» **To be done**
Print the whole listing exactly.

» **Records**
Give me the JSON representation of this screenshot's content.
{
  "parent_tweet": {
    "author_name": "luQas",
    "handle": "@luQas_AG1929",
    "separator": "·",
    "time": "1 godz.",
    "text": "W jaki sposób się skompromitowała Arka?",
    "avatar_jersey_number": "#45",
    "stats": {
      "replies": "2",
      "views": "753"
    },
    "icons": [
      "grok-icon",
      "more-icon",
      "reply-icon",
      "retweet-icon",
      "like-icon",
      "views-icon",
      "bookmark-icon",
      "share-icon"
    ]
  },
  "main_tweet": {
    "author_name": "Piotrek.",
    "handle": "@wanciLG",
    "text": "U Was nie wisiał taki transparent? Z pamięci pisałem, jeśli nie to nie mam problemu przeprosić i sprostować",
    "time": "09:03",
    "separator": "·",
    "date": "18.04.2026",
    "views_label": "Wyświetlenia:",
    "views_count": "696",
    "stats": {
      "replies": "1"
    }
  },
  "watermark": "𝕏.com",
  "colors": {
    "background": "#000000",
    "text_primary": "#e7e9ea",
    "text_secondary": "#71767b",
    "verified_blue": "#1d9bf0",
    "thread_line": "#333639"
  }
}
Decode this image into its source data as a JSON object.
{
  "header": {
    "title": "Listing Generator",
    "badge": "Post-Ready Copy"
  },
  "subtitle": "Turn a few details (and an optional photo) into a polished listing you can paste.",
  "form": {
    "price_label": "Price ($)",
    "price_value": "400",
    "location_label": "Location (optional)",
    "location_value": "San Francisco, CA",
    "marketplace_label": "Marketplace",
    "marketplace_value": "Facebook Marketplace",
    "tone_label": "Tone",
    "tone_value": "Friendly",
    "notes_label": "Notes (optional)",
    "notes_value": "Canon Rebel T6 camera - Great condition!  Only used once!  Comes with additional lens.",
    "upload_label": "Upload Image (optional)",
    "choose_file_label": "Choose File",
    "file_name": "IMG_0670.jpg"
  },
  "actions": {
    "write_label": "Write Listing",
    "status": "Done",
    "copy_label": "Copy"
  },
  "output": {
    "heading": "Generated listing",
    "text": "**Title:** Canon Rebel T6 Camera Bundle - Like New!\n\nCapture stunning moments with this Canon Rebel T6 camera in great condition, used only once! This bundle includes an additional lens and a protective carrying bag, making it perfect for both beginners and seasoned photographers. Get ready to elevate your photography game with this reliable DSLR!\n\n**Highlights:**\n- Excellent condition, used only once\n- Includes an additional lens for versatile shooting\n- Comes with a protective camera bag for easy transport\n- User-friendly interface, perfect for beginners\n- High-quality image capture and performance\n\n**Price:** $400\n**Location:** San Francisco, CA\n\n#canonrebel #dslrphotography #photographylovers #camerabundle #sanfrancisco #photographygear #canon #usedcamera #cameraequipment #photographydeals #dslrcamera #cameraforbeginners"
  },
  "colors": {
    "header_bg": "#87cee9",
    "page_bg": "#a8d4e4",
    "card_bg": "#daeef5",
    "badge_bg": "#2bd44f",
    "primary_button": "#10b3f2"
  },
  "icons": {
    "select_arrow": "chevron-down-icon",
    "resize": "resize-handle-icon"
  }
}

» **Output of the task**
Give me the JSON representation of this screenshot's content.
{
  "parent_tweet": {
    "author_name": "luQas",
    "handle": "@luQas_AG1929",
    "separator": "·",
    "time": "1 godz.",
    "text": "W jaki sposób się skompromitowała Arka?",
    "avatar_jersey_number": "#45",
    "stats": {
      "replies": "2",
      "views": "753"
    },
    "icons": [
      "grok-icon",
      "more-icon",
      "reply-icon",
      "retweet-icon",
      "like-icon",
      "views-icon",
      "bookmark-icon",
      "share-icon"
    ]
  },
  "main_tweet": {
    "author_name": "Piotrek.",
    "handle": "@wanciLG",
    "text": "U Was nie wisiał taki transparent? Z pamięci pisałem, jeśli nie to nie mam problemu przeprosić i sprostować",
    "time": "09:03",
    "separator": "·",
    "date": "18.04.2026",
    "views_label": "Wyświetlenia:",
    "views_count": "696",
    "stats": {
      "replies": "1"
    }
  },
  "watermark": "𝕏.com",
  "colors": {
    "background": "#000000",
    "text_primary": "#e7e9ea",
    "text_secondary": "#71767b",
    "verified_blue": "#1d9bf0",
    "thread_line": "#333639"
  }
}
Decode this image into its source data as a JSON object.
{
  "header": {
    "title": "Listing Generator",
    "badge": "Post-Ready Copy"
  },
  "subtitle": "Turn a few details (and an optional photo) into a polished listing you can paste.",
  "form": {
    "price_label": "Price ($)",
    "price_value": "400",
    "location_label": "Location (optional)",
    "location_value": "San Francisco, CA",
    "marketplace_label": "Marketplace",
    "marketplace_value": "Facebook Marketplace",
    "tone_label": "Tone",
    "tone_value": "Friendly",
    "notes_label": "Notes (optional)",
    "notes_value": "Canon Rebel T6 camera - Great condition!  Only used once!  Comes with additional lens.",
    "upload_label": "Upload Image (optional)",
    "choose_file_label": "Choose File",
    "file_name": "IMG_0670.jpg"
  },
  "actions": {
    "write_label": "Write Listing",
    "status": "Done",
    "copy_label": "Copy"
  },
  "output": {
    "heading": "Generated listing",
    "text": "**Title:** Canon Rebel T6 Camera Bundle - Like New!\n\nCapture stunning moments with this Canon Rebel T6 camera in great condition, used only once! This bundle includes an additional lens and a protective carrying bag, making it perfect for both beginners and seasoned photographers. Get ready to elevate your photography game with this reliable DSLR!\n\n**Highlights:**\n- Excellent condition, used only once\n- Includes an additional lens for versatile shooting\n- Comes with a protective camera bag for easy transport\n- User-friendly interface, perfect for beginners\n- High-quality image capture and performance\n\n**Price:** $400\n**Location:** San Francisco, CA\n\n#canonrebel #dslrphotography #photographylovers #camerabundle #sanfrancisco #photographygear #canon #usedcamera #cameraequipment #photographydeals #dslrcamera #cameraforbeginners"
  },
  "colors": {
    "header_bg": "#87cee9",
    "page_bg": "#a8d4e4",
    "card_bg": "#daeef5",
    "badge_bg": "#2bd44f",
    "primary_button": "#10b3f2"
  },
  "icons": {
    "select_arrow": "chevron-down-icon",
    "resize": "resize-handle-icon"
  }
}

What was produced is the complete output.